::: INPUT FOR THIS TASK :::

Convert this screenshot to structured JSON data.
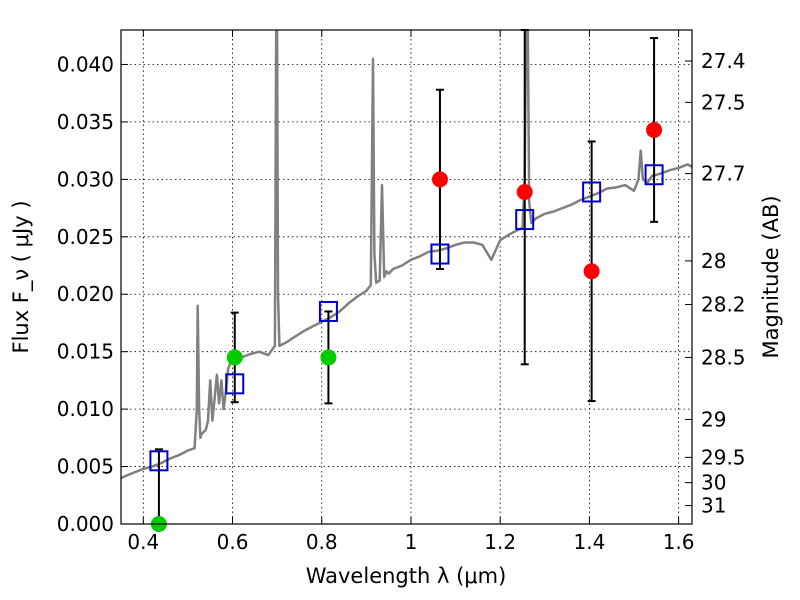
{
  "chart_data": {
    "type": "scatter",
    "xlabel": "Wavelength  λ (μm)",
    "ylabel": "Flux  F_ν  ( μJy )",
    "ylabel_right": "Magnitude (AB)",
    "xlim": [
      0.35,
      1.63
    ],
    "ylim": [
      0.0,
      0.043
    ],
    "grid": true,
    "legend": "none",
    "x_ticks": [
      {
        "value": 0.4,
        "label": "0.4"
      },
      {
        "value": 0.6,
        "label": "0.6"
      },
      {
        "value": 0.8,
        "label": "0.8"
      },
      {
        "value": 1.0,
        "label": "1"
      },
      {
        "value": 1.2,
        "label": "1.2"
      },
      {
        "value": 1.4,
        "label": "1.4"
      },
      {
        "value": 1.6,
        "label": "1.6"
      }
    ],
    "y_ticks": [
      {
        "value": 0.0,
        "label": "0.000"
      },
      {
        "value": 0.005,
        "label": "0.005"
      },
      {
        "value": 0.01,
        "label": "0.010"
      },
      {
        "value": 0.015,
        "label": "0.015"
      },
      {
        "value": 0.02,
        "label": "0.020"
      },
      {
        "value": 0.025,
        "label": "0.025"
      },
      {
        "value": 0.03,
        "label": "0.030"
      },
      {
        "value": 0.035,
        "label": "0.035"
      },
      {
        "value": 0.04,
        "label": "0.040"
      }
    ],
    "right_ticks": [
      {
        "flux": 0.0403,
        "label": "27.4"
      },
      {
        "flux": 0.0367,
        "label": "27.5"
      },
      {
        "flux": 0.0305,
        "label": "27.7"
      },
      {
        "flux": 0.0229,
        "label": "28"
      },
      {
        "flux": 0.0191,
        "label": "28.2"
      },
      {
        "flux": 0.0145,
        "label": "28.5"
      },
      {
        "flux": 0.0091,
        "label": "29"
      },
      {
        "flux": 0.0058,
        "label": "29.5"
      },
      {
        "flux": 0.0036,
        "label": "30"
      },
      {
        "flux": 0.0016,
        "label": "31"
      }
    ],
    "series": [
      {
        "kind": "spectrum",
        "color": "#808080",
        "x": [
          0.35,
          0.38,
          0.4,
          0.42,
          0.44,
          0.46,
          0.48,
          0.5,
          0.515,
          0.52,
          0.522,
          0.525,
          0.528,
          0.53,
          0.54,
          0.545,
          0.55,
          0.555,
          0.56,
          0.565,
          0.57,
          0.575,
          0.58,
          0.585,
          0.59,
          0.6,
          0.62,
          0.64,
          0.66,
          0.68,
          0.695,
          0.698,
          0.7,
          0.702,
          0.705,
          0.72,
          0.74,
          0.76,
          0.78,
          0.8,
          0.82,
          0.84,
          0.86,
          0.88,
          0.9,
          0.91,
          0.915,
          0.918,
          0.922,
          0.93,
          0.935,
          0.94,
          0.945,
          0.95,
          0.96,
          0.98,
          1.0,
          1.02,
          1.04,
          1.06,
          1.08,
          1.1,
          1.12,
          1.14,
          1.16,
          1.18,
          1.2,
          1.22,
          1.24,
          1.25,
          1.255,
          1.258,
          1.26,
          1.262,
          1.265,
          1.27,
          1.28,
          1.3,
          1.32,
          1.34,
          1.36,
          1.38,
          1.4,
          1.42,
          1.44,
          1.46,
          1.48,
          1.5,
          1.51,
          1.515,
          1.52,
          1.53,
          1.54,
          1.56,
          1.58,
          1.6,
          1.62,
          1.63
        ],
        "y": [
          0.004,
          0.0045,
          0.0048,
          0.005,
          0.0053,
          0.0057,
          0.006,
          0.0064,
          0.0066,
          0.01,
          0.019,
          0.01,
          0.0075,
          0.0078,
          0.0082,
          0.009,
          0.0125,
          0.009,
          0.011,
          0.013,
          0.0105,
          0.0125,
          0.01,
          0.0115,
          0.0135,
          0.0145,
          0.0145,
          0.0148,
          0.015,
          0.0147,
          0.0155,
          0.043,
          0.043,
          0.02,
          0.0155,
          0.0158,
          0.0163,
          0.0168,
          0.0172,
          0.0176,
          0.018,
          0.0185,
          0.0192,
          0.0198,
          0.0203,
          0.0208,
          0.0405,
          0.0235,
          0.021,
          0.0212,
          0.0295,
          0.0215,
          0.022,
          0.0218,
          0.0222,
          0.0225,
          0.023,
          0.0233,
          0.0237,
          0.0238,
          0.024,
          0.0243,
          0.0245,
          0.0245,
          0.0243,
          0.023,
          0.0247,
          0.0252,
          0.0256,
          0.0258,
          0.03,
          0.043,
          0.043,
          0.043,
          0.028,
          0.0262,
          0.0266,
          0.027,
          0.0272,
          0.0275,
          0.0278,
          0.0282,
          0.0285,
          0.0288,
          0.0292,
          0.0293,
          0.0295,
          0.029,
          0.03,
          0.0325,
          0.03,
          0.0297,
          0.0303,
          0.0305,
          0.0308,
          0.031,
          0.0313,
          0.0311
        ]
      },
      {
        "kind": "model-points",
        "marker": "open-square",
        "color": "#0000cc",
        "x": [
          0.435,
          0.605,
          0.815,
          1.065,
          1.255,
          1.405,
          1.545
        ],
        "y": [
          0.0055,
          0.0122,
          0.0185,
          0.0235,
          0.0265,
          0.0289,
          0.0304
        ]
      },
      {
        "kind": "observed",
        "marker": "filled-circle",
        "color": "#00cc00",
        "x": [
          0.435,
          0.605,
          0.815
        ],
        "y": [
          0.0,
          0.0145,
          0.0145
        ],
        "yerr": [
          0.0065,
          0.0039,
          0.004
        ]
      },
      {
        "kind": "observed",
        "marker": "filled-circle",
        "color": "#ff0000",
        "x": [
          1.065,
          1.255,
          1.405,
          1.545
        ],
        "y": [
          0.03,
          0.0289,
          0.022,
          0.0343
        ],
        "yerr": [
          0.0078,
          0.015,
          0.0113,
          0.008
        ]
      }
    ]
  }
}
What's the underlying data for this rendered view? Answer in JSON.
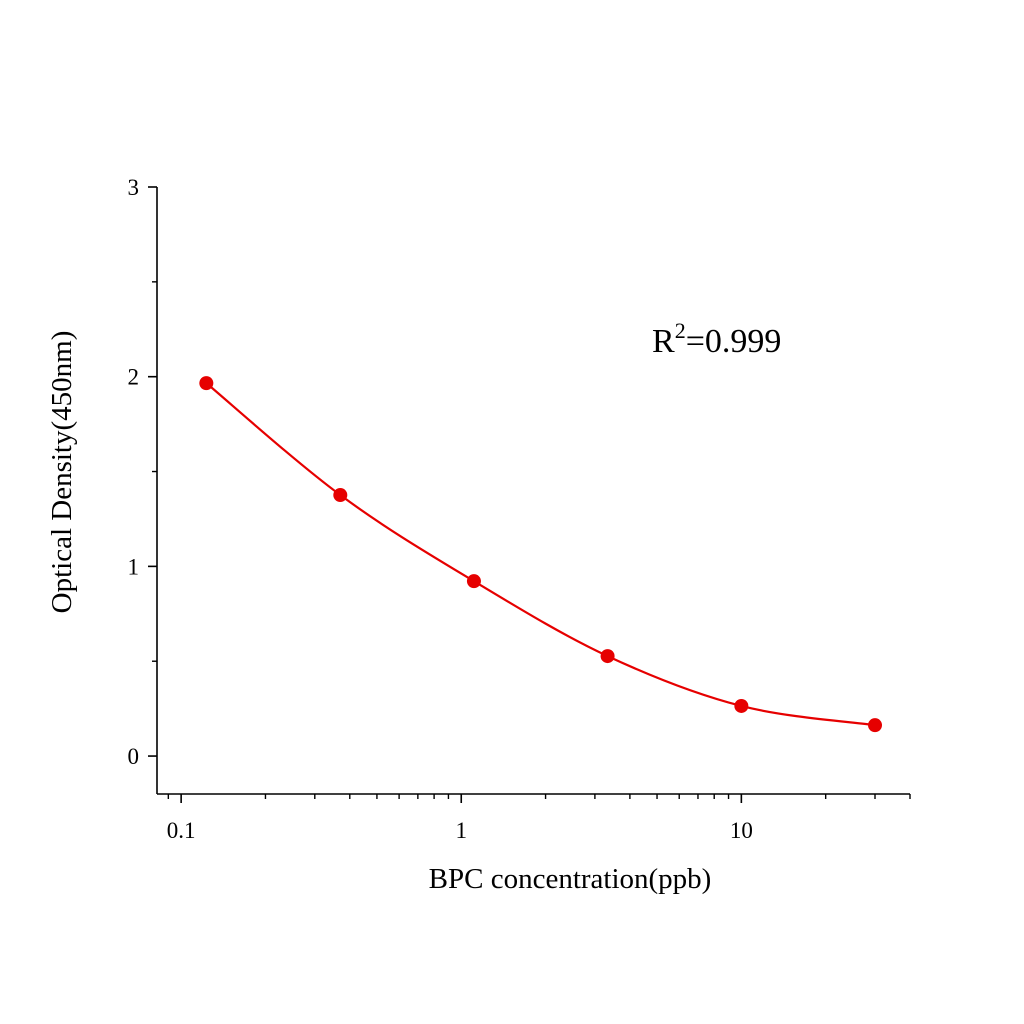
{
  "chart_data": {
    "type": "scatter",
    "title": "",
    "xlabel": "BPC concentration(ppb)",
    "ylabel": "Optical Density(450nm)",
    "x_scale": "log",
    "xlim": [
      0.082,
      40
    ],
    "ylim": [
      -0.2,
      3
    ],
    "x_ticks": [
      "0.1",
      "1",
      "10"
    ],
    "y_ticks": [
      "0",
      "1",
      "2",
      "3"
    ],
    "grid": false,
    "annotation": {
      "base": "R",
      "sup": "2",
      "rest": "=0.999"
    },
    "color": "#e60000",
    "series": [
      {
        "x": [
          0.123,
          0.37,
          1.11,
          3.33,
          10,
          30
        ],
        "y": [
          1.966,
          1.376,
          0.922,
          0.527,
          0.264,
          0.163
        ],
        "fit": "4PL curve"
      }
    ]
  }
}
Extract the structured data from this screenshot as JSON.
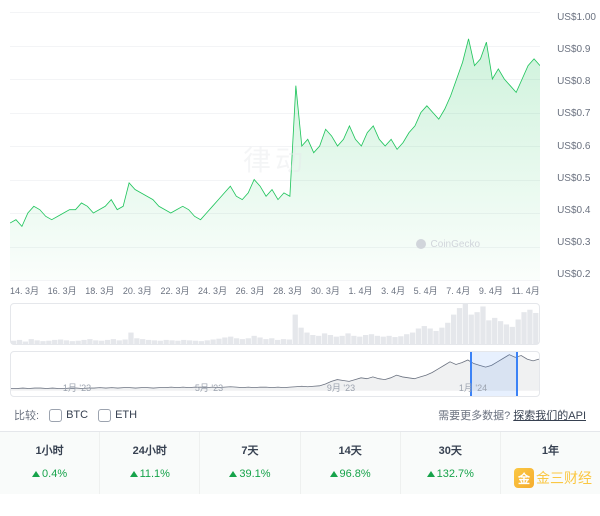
{
  "main_chart": {
    "type": "area-line",
    "line_color": "#22c55e",
    "fill_color_top": "rgba(34,197,94,0.22)",
    "fill_color_bottom": "rgba(34,197,94,0.02)",
    "line_width": 1.4,
    "ylim": [
      0.2,
      1.0
    ],
    "yticks": [
      "US$1.00",
      "US$0.9",
      "US$0.8",
      "US$0.7",
      "US$0.6",
      "US$0.5",
      "US$0.4",
      "US$0.3",
      "US$0.2"
    ],
    "ytick_color": "#6b7280",
    "ytick_fontsize": 10,
    "grid_color": "#f3f4f6",
    "background_color": "#ffffff",
    "xticks": [
      "14. 3月",
      "16. 3月",
      "18. 3月",
      "20. 3月",
      "22. 3月",
      "24. 3月",
      "26. 3月",
      "28. 3月",
      "30. 3月",
      "1. 4月",
      "3. 4月",
      "5. 4月",
      "7. 4月",
      "9. 4月",
      "11. 4月"
    ],
    "x_values_index": [
      0,
      1,
      2,
      3,
      4,
      5,
      6,
      7,
      8,
      9,
      10,
      11,
      12,
      13,
      14,
      15,
      16,
      17,
      18,
      19,
      20,
      21,
      22,
      23,
      24,
      25,
      26,
      27,
      28,
      29,
      30,
      31,
      32,
      33,
      34,
      35,
      36,
      37,
      38,
      39,
      40,
      41,
      42,
      43,
      44,
      45,
      46,
      47,
      48,
      49,
      50,
      51,
      52,
      53,
      54,
      55,
      56,
      57,
      58,
      59,
      60,
      61,
      62,
      63,
      64,
      65,
      66,
      67,
      68,
      69,
      70,
      71,
      72,
      73,
      74,
      75,
      76,
      77,
      78,
      79,
      80,
      81,
      82,
      83,
      84,
      85,
      86,
      87,
      88,
      89
    ],
    "y_values": [
      0.37,
      0.38,
      0.36,
      0.4,
      0.42,
      0.41,
      0.39,
      0.38,
      0.39,
      0.4,
      0.41,
      0.41,
      0.43,
      0.42,
      0.4,
      0.41,
      0.42,
      0.44,
      0.41,
      0.42,
      0.49,
      0.47,
      0.46,
      0.45,
      0.44,
      0.42,
      0.41,
      0.4,
      0.41,
      0.42,
      0.41,
      0.39,
      0.38,
      0.4,
      0.42,
      0.44,
      0.46,
      0.48,
      0.45,
      0.44,
      0.46,
      0.5,
      0.48,
      0.45,
      0.47,
      0.44,
      0.46,
      0.45,
      0.78,
      0.6,
      0.62,
      0.58,
      0.6,
      0.65,
      0.63,
      0.6,
      0.62,
      0.66,
      0.62,
      0.6,
      0.64,
      0.66,
      0.62,
      0.6,
      0.62,
      0.59,
      0.61,
      0.64,
      0.66,
      0.7,
      0.72,
      0.7,
      0.68,
      0.71,
      0.75,
      0.8,
      0.85,
      0.92,
      0.84,
      0.86,
      0.91,
      0.8,
      0.83,
      0.8,
      0.78,
      0.76,
      0.8,
      0.84,
      0.86,
      0.84
    ],
    "watermark_brand": "CoinGecko",
    "watermark_center": "律动"
  },
  "volume_panel": {
    "bar_color": "#e5e7eb",
    "background": "#ffffff",
    "values": [
      8,
      10,
      6,
      12,
      9,
      7,
      8,
      10,
      11,
      9,
      7,
      8,
      10,
      12,
      9,
      8,
      10,
      12,
      9,
      11,
      28,
      14,
      12,
      10,
      9,
      8,
      10,
      9,
      8,
      10,
      9,
      8,
      7,
      9,
      11,
      13,
      16,
      18,
      14,
      12,
      14,
      20,
      16,
      12,
      14,
      10,
      12,
      11,
      72,
      40,
      28,
      22,
      20,
      26,
      22,
      18,
      20,
      26,
      20,
      18,
      22,
      24,
      20,
      18,
      20,
      17,
      19,
      24,
      28,
      38,
      44,
      38,
      32,
      40,
      52,
      72,
      88,
      98,
      72,
      78,
      92,
      58,
      64,
      56,
      48,
      42,
      60,
      78,
      84,
      76
    ]
  },
  "range_panel": {
    "line_color": "#6b7280",
    "fill_color": "rgba(107,114,128,0.1)",
    "selection_color": "rgba(59,130,246,0.12)",
    "selection_border": "#3b82f6",
    "selection_start_pct": 87,
    "selection_end_pct": 96,
    "xticks": [
      "1月 '23",
      "5月 '23",
      "9月 '23",
      "1月 '24"
    ],
    "y_values": [
      4,
      4,
      5,
      4,
      5,
      5,
      4,
      5,
      4,
      4,
      5,
      5,
      4,
      5,
      5,
      6,
      5,
      6,
      5,
      6,
      6,
      5,
      6,
      6,
      5,
      6,
      6,
      7,
      6,
      7,
      6,
      7,
      7,
      6,
      7,
      6,
      7,
      8,
      7,
      6,
      7,
      6,
      7,
      7,
      6,
      7,
      6,
      7,
      8,
      9,
      8,
      9,
      10,
      14,
      20,
      24,
      22,
      20,
      24,
      28,
      26,
      30,
      26,
      24,
      28,
      34,
      30,
      28,
      26,
      30,
      34,
      40,
      48,
      56,
      64,
      58,
      62,
      68,
      60,
      56,
      52,
      56,
      64,
      72,
      80,
      74,
      78,
      70,
      66,
      70
    ]
  },
  "compare": {
    "label": "比较:",
    "options": [
      {
        "label": "BTC",
        "checked": false
      },
      {
        "label": "ETH",
        "checked": false
      }
    ],
    "api_prompt": "需要更多数据?",
    "api_link": "探索我们的API"
  },
  "stats": {
    "cells": [
      {
        "label": "1小时",
        "value": "0.4%",
        "direction": "up"
      },
      {
        "label": "24小时",
        "value": "11.1%",
        "direction": "up"
      },
      {
        "label": "7天",
        "value": "39.1%",
        "direction": "up"
      },
      {
        "label": "14天",
        "value": "96.8%",
        "direction": "up"
      },
      {
        "label": "30天",
        "value": "132.7%",
        "direction": "up"
      },
      {
        "label": "1年",
        "value": "",
        "direction": ""
      }
    ],
    "up_color": "#16a34a",
    "background": "#f9fbfa",
    "label_color": "#374151"
  },
  "logo_overlay": {
    "text": "金三财经"
  }
}
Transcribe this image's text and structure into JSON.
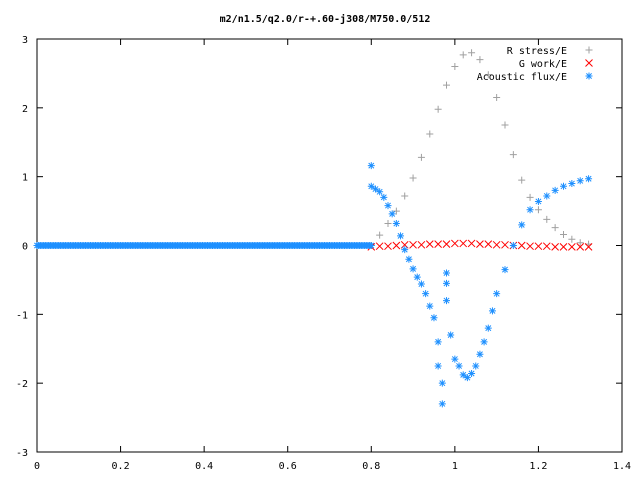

:::

▶ _YOUR INSTRUCTIONS_: Pull out all lines from the entries above in which the word "screenshot" appears.

▶ _ANSWER BELOW_:
Convert this screenshot to structured JSON data.
Extract the structured data from this screenshot as JSON.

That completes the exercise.